** PROMPT **
Below are records. Count every line containing the word "系统将按照编码规则自动生成" and give the number alone.
┌──
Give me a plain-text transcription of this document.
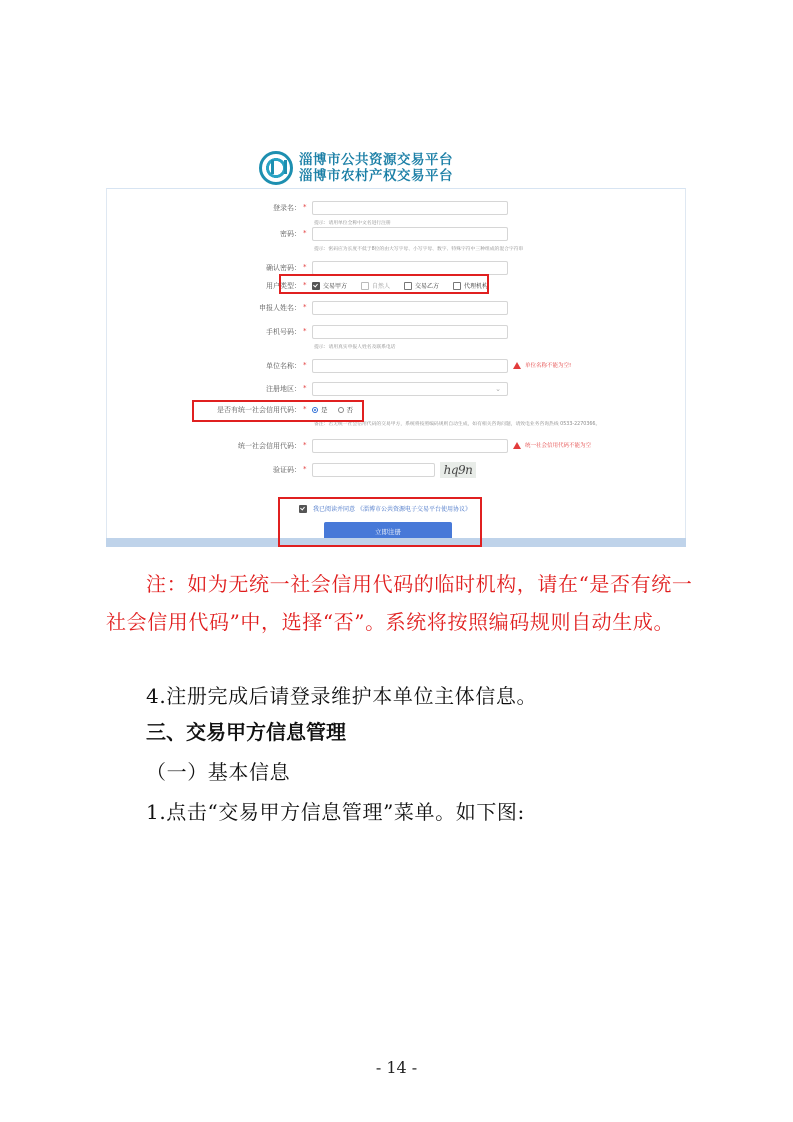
淄博市公共资源交易平台
淄博市农村产权交易平台
登录名： *
提示：请用单位全称中文名进行注册
密码： *
提示：密码应为长度不低于8位的由大写字母、小写字母、数字、特殊字符中三种组成的混合字符串
确认密码： *
用户类型： *	交易甲方	自然人	交易乙方	代理机构
申报人姓名： *
手机号码： *
提示：请用真实申报人姓名及联系电话
单位名称： *	单位名称不能为空!
注册地区： *	⌄
是否有统一社会信用代码： * 是	否
备注：若无统一社会信用代码的交易甲方，系统将按照编码规则自动生成，如有相关咨询问题，请致电业务咨询热线 0533-2270366。
统一社会信用代码： *	统一社会信用代码不能为空
验证码： *	hq9n
我已阅读并同意 《淄博市公共资源电子交易平台使用协议》
立即注册
注：如为无统一社会信用代码的临时机构，请在“是否有统一社会信用代码”中，选择“否”。系统将按照编码规则自动生成。
4.注册完成后请登录维护本单位主体信息。
三、交易甲方信息管理
（一）基本信息
1.点击“交易甲方信息管理”菜单。如下图:
- 14 -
└──
** ANSWER TO THE PROBLEM **
2